Aim. Lines containing the string "근골격계" are to be counted. Write only how many there are.

Material.
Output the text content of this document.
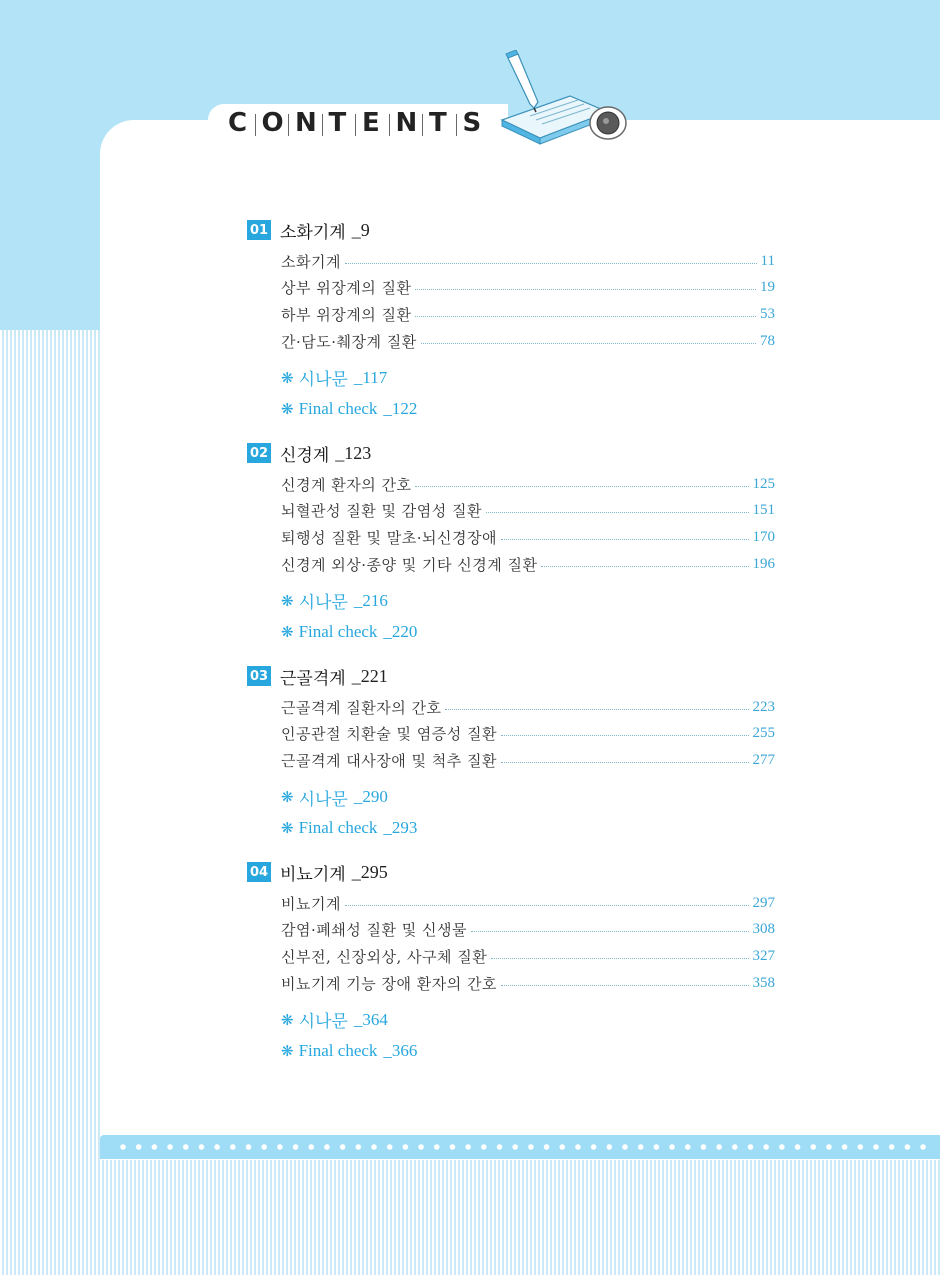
C O N T E N T S
01 소화기계 _9
소화기계	11
상부 위장계의 질환	19
하부 위장계의 질환	53
간·담도·췌장계 질환	78
❋ 시나문 _117
❋ Final check _122
02 신경계 _123
신경계 환자의 간호	125
뇌혈관성 질환 및 감염성 질환	151
퇴행성 질환 및 말초·뇌신경장애	170
신경계 외상·종양 및 기타 신경계 질환	196
❋ 시나문 _216
❋ Final check _220
03 근골격계 _221
근골격계 질환자의 간호	223
인공관절 치환술 및 염증성 질환	255
근골격계 대사장애 및 척추 질환	277
❋ 시나문 _290
❋ Final check _293
04 비뇨기계 _295
비뇨기계	297
감염·폐쇄성 질환 및 신생물	308
신부전, 신장외상, 사구체 질환	327
비뇨기계 기능 장애 환자의 간호	358
❋ 시나문 _364
❋ Final check _366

Result. 3